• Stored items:
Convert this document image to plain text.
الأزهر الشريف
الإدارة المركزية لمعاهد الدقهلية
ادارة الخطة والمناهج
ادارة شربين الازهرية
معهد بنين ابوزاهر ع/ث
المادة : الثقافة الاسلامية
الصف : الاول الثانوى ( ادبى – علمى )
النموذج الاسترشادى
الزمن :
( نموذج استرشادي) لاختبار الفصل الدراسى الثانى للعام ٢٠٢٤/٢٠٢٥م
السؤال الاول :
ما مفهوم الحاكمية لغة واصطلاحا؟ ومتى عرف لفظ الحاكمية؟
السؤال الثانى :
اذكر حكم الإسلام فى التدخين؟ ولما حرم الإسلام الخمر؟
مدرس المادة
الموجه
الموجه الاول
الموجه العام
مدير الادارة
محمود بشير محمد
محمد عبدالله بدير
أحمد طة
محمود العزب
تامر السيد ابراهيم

• Challenge: Please output the entire listing exactly as it stands.

• Task result:
Convert this document image to plain text.
الأزهر الشريف
الإدارة المركزية لمعاهد الدقهلية
ادارة الخطة والمناهج
ادارة شربين الازهرية
معهد بنين ابوزاهر ع/ث
المادة : الثقافة الاسلامية
الصف : الاول الثانوى ( ادبى – علمى )
النموذج الاسترشادى
الزمن :
( نموذج استرشادي) لاختبار الفصل الدراسى الثانى للعام ٢٠٢٤/٢٠٢٥م
السؤال الاول :
ما مفهوم الحاكمية لغة واصطلاحا؟ ومتى عرف لفظ الحاكمية؟
السؤال الثانى :
اذكر حكم الإسلام فى التدخين؟ ولما حرم الإسلام الخمر؟
مدرس المادة
الموجه
الموجه الاول
الموجه العام
مدير الادارة
محمود بشير محمد
محمد عبدالله بدير
أحمد طة
محمود العزب
تامر السيد ابراهيم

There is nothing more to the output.